# START OF DATA LISTING

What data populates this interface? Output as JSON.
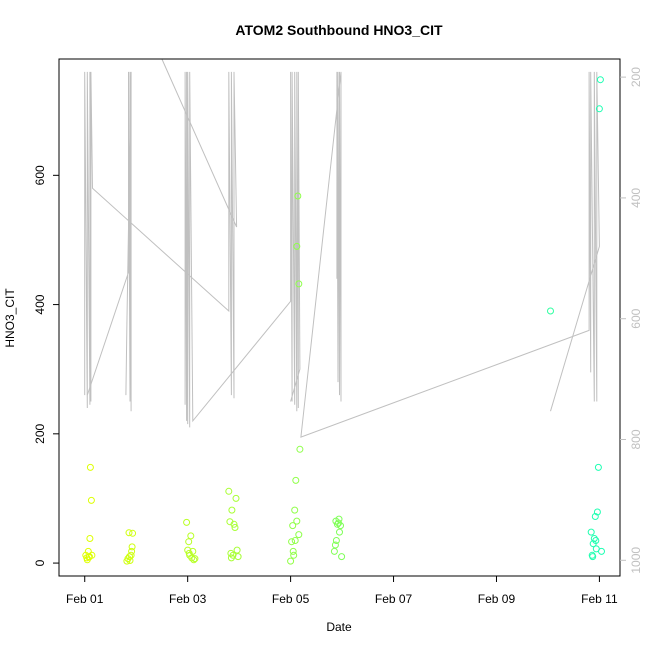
{
  "chart_data": {
    "type": "scatter",
    "title": "ATOM2 Southbound HNO3_CIT",
    "xlabel": "Date",
    "ylabel": "HNO3_CIT",
    "x_ticks": [
      "Feb 01",
      "Feb 03",
      "Feb 05",
      "Feb 07",
      "Feb 09",
      "Feb 11"
    ],
    "x_tick_days": [
      1,
      3,
      5,
      7,
      9,
      11
    ],
    "xlim": [
      0.5,
      11.4
    ],
    "ylim": [
      -20,
      780
    ],
    "y_ticks": [
      0,
      200,
      400,
      600
    ],
    "right_axis": {
      "ticks": [
        200,
        400,
        600,
        800,
        1000
      ],
      "ylim": [
        1026,
        170
      ],
      "reversed": true,
      "color": "#c0c0c0"
    },
    "point_style": "open-circle",
    "series": [
      {
        "color_start": "#e0ff00",
        "color_end": "#1cffb2",
        "points": [
          [
            1.02,
            12
          ],
          [
            1.05,
            5
          ],
          [
            1.07,
            18
          ],
          [
            1.08,
            9
          ],
          [
            1.1,
            38
          ],
          [
            1.11,
            148
          ],
          [
            1.13,
            97
          ],
          [
            1.14,
            12
          ],
          [
            1.04,
            8
          ],
          [
            1.09,
            10
          ],
          [
            1.82,
            3
          ],
          [
            1.84,
            7
          ],
          [
            1.86,
            47
          ],
          [
            1.88,
            4
          ],
          [
            1.9,
            12
          ],
          [
            1.92,
            25
          ],
          [
            1.93,
            46
          ],
          [
            1.91,
            18
          ],
          [
            1.87,
            10
          ],
          [
            2.98,
            63
          ],
          [
            3.0,
            20
          ],
          [
            3.02,
            33
          ],
          [
            3.04,
            12
          ],
          [
            3.06,
            42
          ],
          [
            3.08,
            8
          ],
          [
            3.1,
            18
          ],
          [
            3.12,
            5
          ],
          [
            3.14,
            7
          ],
          [
            3.03,
            15
          ],
          [
            3.8,
            111
          ],
          [
            3.82,
            64
          ],
          [
            3.84,
            15
          ],
          [
            3.86,
            82
          ],
          [
            3.88,
            12
          ],
          [
            3.9,
            60
          ],
          [
            3.92,
            55
          ],
          [
            3.94,
            100
          ],
          [
            3.96,
            20
          ],
          [
            3.98,
            10
          ],
          [
            3.85,
            8
          ],
          [
            5.0,
            3
          ],
          [
            5.02,
            33
          ],
          [
            5.04,
            58
          ],
          [
            5.06,
            12
          ],
          [
            5.08,
            82
          ],
          [
            5.1,
            128
          ],
          [
            5.12,
            490
          ],
          [
            5.14,
            568
          ],
          [
            5.16,
            432
          ],
          [
            5.18,
            176
          ],
          [
            5.12,
            65
          ],
          [
            5.16,
            44
          ],
          [
            5.05,
            18
          ],
          [
            5.09,
            35
          ],
          [
            5.85,
            18
          ],
          [
            5.87,
            28
          ],
          [
            5.89,
            35
          ],
          [
            5.91,
            60
          ],
          [
            5.93,
            62
          ],
          [
            5.95,
            48
          ],
          [
            5.97,
            58
          ],
          [
            5.99,
            10
          ],
          [
            5.88,
            65
          ],
          [
            5.94,
            68
          ],
          [
            10.05,
            390
          ],
          [
            10.84,
            48
          ],
          [
            10.86,
            12
          ],
          [
            10.88,
            30
          ],
          [
            10.9,
            38
          ],
          [
            10.92,
            72
          ],
          [
            10.94,
            22
          ],
          [
            10.96,
            79
          ],
          [
            10.98,
            148
          ],
          [
            11.0,
            703
          ],
          [
            11.02,
            748
          ],
          [
            11.04,
            18
          ],
          [
            10.87,
            10
          ],
          [
            10.93,
            35
          ]
        ]
      }
    ],
    "background_line": {
      "color": "#c0c0c0",
      "segments": [
        [
          [
            1.0,
            260
          ],
          [
            1.0,
            760
          ],
          [
            1.05,
            240
          ],
          [
            1.05,
            760
          ],
          [
            1.1,
            245
          ],
          [
            1.1,
            760
          ],
          [
            1.12,
            250
          ],
          [
            1.12,
            760
          ],
          [
            1.15,
            580
          ],
          [
            3.8,
            390
          ],
          [
            3.8,
            760
          ],
          [
            3.85,
            260
          ],
          [
            3.85,
            760
          ],
          [
            3.9,
            255
          ],
          [
            3.9,
            760
          ],
          [
            3.95,
            520
          ],
          [
            2.5,
            780
          ]
        ],
        [
          [
            1.05,
            260
          ],
          [
            1.85,
            450
          ],
          [
            1.85,
            760
          ],
          [
            1.88,
            250
          ],
          [
            1.88,
            760
          ],
          [
            1.9,
            235
          ],
          [
            1.9,
            760
          ],
          [
            1.82,
            370
          ],
          [
            1.8,
            260
          ]
        ],
        [
          [
            2.95,
            245
          ],
          [
            2.95,
            760
          ],
          [
            2.98,
            220
          ],
          [
            2.98,
            760
          ],
          [
            3.0,
            215
          ],
          [
            3.0,
            760
          ],
          [
            3.04,
            210
          ],
          [
            3.04,
            760
          ],
          [
            3.1,
            220
          ],
          [
            5.0,
            405
          ],
          [
            5.0,
            760
          ],
          [
            5.03,
            250
          ],
          [
            5.03,
            760
          ],
          [
            5.08,
            245
          ],
          [
            5.08,
            760
          ],
          [
            5.12,
            235
          ],
          [
            5.12,
            760
          ],
          [
            5.15,
            240
          ],
          [
            5.15,
            760
          ],
          [
            5.18,
            300
          ],
          [
            5.0,
            250
          ]
        ],
        [
          [
            5.9,
            440
          ],
          [
            5.9,
            760
          ],
          [
            5.92,
            280
          ],
          [
            5.92,
            760
          ],
          [
            5.95,
            260
          ],
          [
            5.95,
            760
          ],
          [
            5.98,
            250
          ],
          [
            5.98,
            760
          ],
          [
            5.2,
            195
          ],
          [
            10.8,
            360
          ],
          [
            10.8,
            760
          ],
          [
            10.83,
            295
          ],
          [
            10.83,
            760
          ],
          [
            10.9,
            250
          ],
          [
            10.9,
            760
          ],
          [
            10.95,
            250
          ],
          [
            10.95,
            760
          ],
          [
            11.0,
            490
          ],
          [
            10.05,
            235
          ]
        ]
      ]
    }
  }
}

# END OF DATA LISTING

TASK PROMPT: Repeat each entry above word for word, leaving every picture out.

SOLUTION TO THE PROBLEM:
What data populates this interface? Output as JSON.
{
  "chart_data": {
    "type": "scatter",
    "title": "ATOM2 Southbound HNO3_CIT",
    "xlabel": "Date",
    "ylabel": "HNO3_CIT",
    "x_ticks": [
      "Feb 01",
      "Feb 03",
      "Feb 05",
      "Feb 07",
      "Feb 09",
      "Feb 11"
    ],
    "x_tick_days": [
      1,
      3,
      5,
      7,
      9,
      11
    ],
    "xlim": [
      0.5,
      11.4
    ],
    "ylim": [
      -20,
      780
    ],
    "y_ticks": [
      0,
      200,
      400,
      600
    ],
    "right_axis": {
      "ticks": [
        200,
        400,
        600,
        800,
        1000
      ],
      "ylim": [
        1026,
        170
      ],
      "reversed": true,
      "color": "#c0c0c0"
    },
    "point_style": "open-circle",
    "series": [
      {
        "color_start": "#e0ff00",
        "color_end": "#1cffb2",
        "points": [
          [
            1.02,
            12
          ],
          [
            1.05,
            5
          ],
          [
            1.07,
            18
          ],
          [
            1.08,
            9
          ],
          [
            1.1,
            38
          ],
          [
            1.11,
            148
          ],
          [
            1.13,
            97
          ],
          [
            1.14,
            12
          ],
          [
            1.04,
            8
          ],
          [
            1.09,
            10
          ],
          [
            1.82,
            3
          ],
          [
            1.84,
            7
          ],
          [
            1.86,
            47
          ],
          [
            1.88,
            4
          ],
          [
            1.9,
            12
          ],
          [
            1.92,
            25
          ],
          [
            1.93,
            46
          ],
          [
            1.91,
            18
          ],
          [
            1.87,
            10
          ],
          [
            2.98,
            63
          ],
          [
            3.0,
            20
          ],
          [
            3.02,
            33
          ],
          [
            3.04,
            12
          ],
          [
            3.06,
            42
          ],
          [
            3.08,
            8
          ],
          [
            3.1,
            18
          ],
          [
            3.12,
            5
          ],
          [
            3.14,
            7
          ],
          [
            3.03,
            15
          ],
          [
            3.8,
            111
          ],
          [
            3.82,
            64
          ],
          [
            3.84,
            15
          ],
          [
            3.86,
            82
          ],
          [
            3.88,
            12
          ],
          [
            3.9,
            60
          ],
          [
            3.92,
            55
          ],
          [
            3.94,
            100
          ],
          [
            3.96,
            20
          ],
          [
            3.98,
            10
          ],
          [
            3.85,
            8
          ],
          [
            5.0,
            3
          ],
          [
            5.02,
            33
          ],
          [
            5.04,
            58
          ],
          [
            5.06,
            12
          ],
          [
            5.08,
            82
          ],
          [
            5.1,
            128
          ],
          [
            5.12,
            490
          ],
          [
            5.14,
            568
          ],
          [
            5.16,
            432
          ],
          [
            5.18,
            176
          ],
          [
            5.12,
            65
          ],
          [
            5.16,
            44
          ],
          [
            5.05,
            18
          ],
          [
            5.09,
            35
          ],
          [
            5.85,
            18
          ],
          [
            5.87,
            28
          ],
          [
            5.89,
            35
          ],
          [
            5.91,
            60
          ],
          [
            5.93,
            62
          ],
          [
            5.95,
            48
          ],
          [
            5.97,
            58
          ],
          [
            5.99,
            10
          ],
          [
            5.88,
            65
          ],
          [
            5.94,
            68
          ],
          [
            10.05,
            390
          ],
          [
            10.84,
            48
          ],
          [
            10.86,
            12
          ],
          [
            10.88,
            30
          ],
          [
            10.9,
            38
          ],
          [
            10.92,
            72
          ],
          [
            10.94,
            22
          ],
          [
            10.96,
            79
          ],
          [
            10.98,
            148
          ],
          [
            11.0,
            703
          ],
          [
            11.02,
            748
          ],
          [
            11.04,
            18
          ],
          [
            10.87,
            10
          ],
          [
            10.93,
            35
          ]
        ]
      }
    ],
    "background_line": {
      "color": "#c0c0c0",
      "segments": [
        [
          [
            1.0,
            260
          ],
          [
            1.0,
            760
          ],
          [
            1.05,
            240
          ],
          [
            1.05,
            760
          ],
          [
            1.1,
            245
          ],
          [
            1.1,
            760
          ],
          [
            1.12,
            250
          ],
          [
            1.12,
            760
          ],
          [
            1.15,
            580
          ],
          [
            3.8,
            390
          ],
          [
            3.8,
            760
          ],
          [
            3.85,
            260
          ],
          [
            3.85,
            760
          ],
          [
            3.9,
            255
          ],
          [
            3.9,
            760
          ],
          [
            3.95,
            520
          ],
          [
            2.5,
            780
          ]
        ],
        [
          [
            1.05,
            260
          ],
          [
            1.85,
            450
          ],
          [
            1.85,
            760
          ],
          [
            1.88,
            250
          ],
          [
            1.88,
            760
          ],
          [
            1.9,
            235
          ],
          [
            1.9,
            760
          ],
          [
            1.82,
            370
          ],
          [
            1.8,
            260
          ]
        ],
        [
          [
            2.95,
            245
          ],
          [
            2.95,
            760
          ],
          [
            2.98,
            220
          ],
          [
            2.98,
            760
          ],
          [
            3.0,
            215
          ],
          [
            3.0,
            760
          ],
          [
            3.04,
            210
          ],
          [
            3.04,
            760
          ],
          [
            3.1,
            220
          ],
          [
            5.0,
            405
          ],
          [
            5.0,
            760
          ],
          [
            5.03,
            250
          ],
          [
            5.03,
            760
          ],
          [
            5.08,
            245
          ],
          [
            5.08,
            760
          ],
          [
            5.12,
            235
          ],
          [
            5.12,
            760
          ],
          [
            5.15,
            240
          ],
          [
            5.15,
            760
          ],
          [
            5.18,
            300
          ],
          [
            5.0,
            250
          ]
        ],
        [
          [
            5.9,
            440
          ],
          [
            5.9,
            760
          ],
          [
            5.92,
            280
          ],
          [
            5.92,
            760
          ],
          [
            5.95,
            260
          ],
          [
            5.95,
            760
          ],
          [
            5.98,
            250
          ],
          [
            5.98,
            760
          ],
          [
            5.2,
            195
          ],
          [
            10.8,
            360
          ],
          [
            10.8,
            760
          ],
          [
            10.83,
            295
          ],
          [
            10.83,
            760
          ],
          [
            10.9,
            250
          ],
          [
            10.9,
            760
          ],
          [
            10.95,
            250
          ],
          [
            10.95,
            760
          ],
          [
            11.0,
            490
          ],
          [
            10.05,
            235
          ]
        ]
      ]
    }
  }
}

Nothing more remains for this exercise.